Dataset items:
>> start

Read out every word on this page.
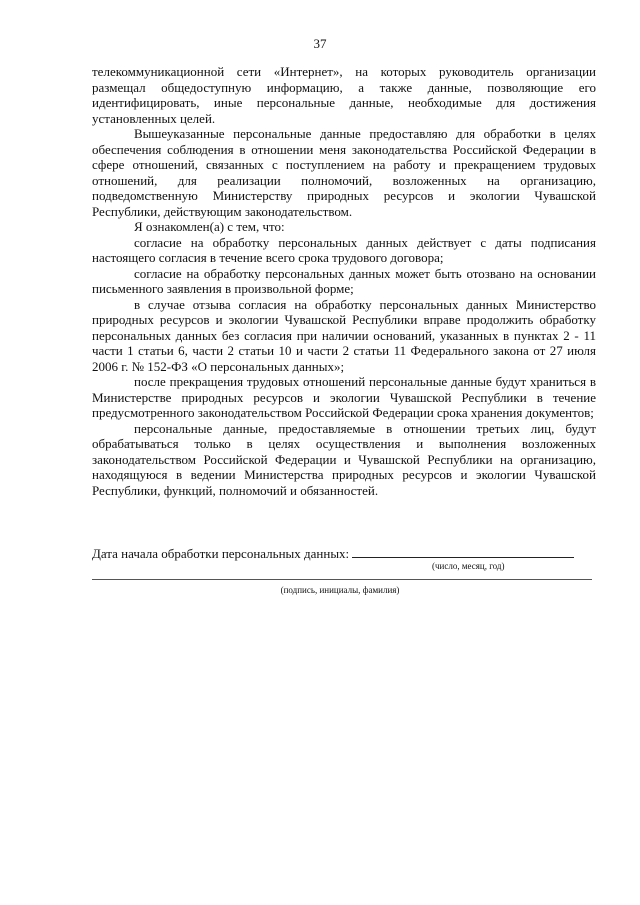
37

телекоммуникационной сети «Интернет», на которых руководитель организации размещал общедоступную информацию, а также данные, позволяющие его идентифицировать, иные персональные данные, необходимые для достижения установленных целей.

Вышеуказанные персональные данные предоставляю для обработки в целях обеспечения соблюдения в отношении меня законодательства Российской Федерации в сфере отношений, связанных с поступлением на работу и прекращением трудовых отношений, для реализации полномочий, возложенных на организацию, подведомственную Министерству природных ресурсов и экологии Чувашской Республики, действующим законодательством.

Я ознакомлен(а) с тем, что:

согласие на обработку персональных данных действует с даты подписания настоящего согласия в течение всего срока трудового договора;

согласие на обработку персональных данных может быть отозвано на основании письменного заявления в произвольной форме;

в случае отзыва согласия на обработку персональных данных Министерство природных ресурсов и экологии Чувашской Республики вправе продолжить обработку персональных данных без согласия при наличии оснований, указанных в пунктах 2 - 11 части 1 статьи 6, части 2 статьи 10 и части 2 статьи 11 Федерального закона от 27 июля 2006 г. № 152-ФЗ «О персональных данных»;

после прекращения трудовых отношений персональные данные будут храниться в Министерстве природных ресурсов и экологии Чувашской Республики в течение предусмотренного законодательством Российской Федерации срока хранения документов;

персональные данные, предоставляемые в отношении третьих лиц, будут обрабатываться только в целях осуществления и выполнения возложенных законодательством Российской Федерации и Чувашской Республики на организацию, находящуюся в ведении Министерства природных ресурсов и экологии Чувашской Республики, функций, полномочий и обязанностей.

Дата начала обработки персональных данных:
(число, месяц, год)
(подпись, инициалы, фамилия)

>> end

• [Instructions for the task]: What is the number of lines in the listing that include the word "возложенных"? Give that number and nothing else.

• [The result]: 2